| Task |
Every line that holds the string "область" is to be identified and copied.
Start of Information provided
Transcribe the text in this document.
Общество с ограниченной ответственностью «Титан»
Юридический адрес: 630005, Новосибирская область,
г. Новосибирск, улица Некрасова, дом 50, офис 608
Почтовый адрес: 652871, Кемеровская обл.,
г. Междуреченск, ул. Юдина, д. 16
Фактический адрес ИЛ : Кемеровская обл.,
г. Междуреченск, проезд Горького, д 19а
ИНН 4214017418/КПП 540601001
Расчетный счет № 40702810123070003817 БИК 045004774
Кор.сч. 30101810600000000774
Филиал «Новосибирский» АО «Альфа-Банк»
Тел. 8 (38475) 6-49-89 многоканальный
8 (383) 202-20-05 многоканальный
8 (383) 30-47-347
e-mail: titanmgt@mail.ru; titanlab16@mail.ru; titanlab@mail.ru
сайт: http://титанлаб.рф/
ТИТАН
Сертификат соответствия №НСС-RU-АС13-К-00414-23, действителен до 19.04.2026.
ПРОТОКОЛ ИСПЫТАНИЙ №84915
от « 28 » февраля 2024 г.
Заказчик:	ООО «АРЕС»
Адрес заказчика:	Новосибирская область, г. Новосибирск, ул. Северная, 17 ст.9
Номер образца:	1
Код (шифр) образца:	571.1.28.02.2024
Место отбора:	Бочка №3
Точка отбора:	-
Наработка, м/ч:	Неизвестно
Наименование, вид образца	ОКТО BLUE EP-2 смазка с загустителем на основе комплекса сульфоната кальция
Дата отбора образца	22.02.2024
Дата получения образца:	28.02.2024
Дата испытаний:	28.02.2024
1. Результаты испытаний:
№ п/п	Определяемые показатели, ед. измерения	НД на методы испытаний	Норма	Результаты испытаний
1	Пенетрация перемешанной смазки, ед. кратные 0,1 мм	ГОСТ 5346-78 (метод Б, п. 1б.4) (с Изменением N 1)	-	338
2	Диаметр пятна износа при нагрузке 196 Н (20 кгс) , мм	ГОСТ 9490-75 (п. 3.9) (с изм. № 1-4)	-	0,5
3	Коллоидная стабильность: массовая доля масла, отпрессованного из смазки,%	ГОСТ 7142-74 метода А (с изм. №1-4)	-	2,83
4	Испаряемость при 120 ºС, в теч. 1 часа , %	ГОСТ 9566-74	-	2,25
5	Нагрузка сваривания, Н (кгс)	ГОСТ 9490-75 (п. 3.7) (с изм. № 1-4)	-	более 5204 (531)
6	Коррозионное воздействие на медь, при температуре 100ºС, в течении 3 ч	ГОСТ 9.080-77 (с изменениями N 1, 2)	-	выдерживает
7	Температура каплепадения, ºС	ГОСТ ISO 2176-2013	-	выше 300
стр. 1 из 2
End of Information provided
Start of Information provided
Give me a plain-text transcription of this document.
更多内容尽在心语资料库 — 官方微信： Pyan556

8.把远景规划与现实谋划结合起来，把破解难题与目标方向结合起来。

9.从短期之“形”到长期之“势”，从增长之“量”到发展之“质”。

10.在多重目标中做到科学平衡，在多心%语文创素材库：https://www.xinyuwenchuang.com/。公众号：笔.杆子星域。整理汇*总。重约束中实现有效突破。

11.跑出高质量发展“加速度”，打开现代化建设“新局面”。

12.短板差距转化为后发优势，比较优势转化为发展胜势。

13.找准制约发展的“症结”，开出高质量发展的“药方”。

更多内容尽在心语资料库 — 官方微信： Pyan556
End of Information provided
| Response |
Юридический адрес: 630005, Новосибирская область,
Адрес заказчика:	Новосибирская область, г. Новосибирск, ул. Северная, 17 ст.9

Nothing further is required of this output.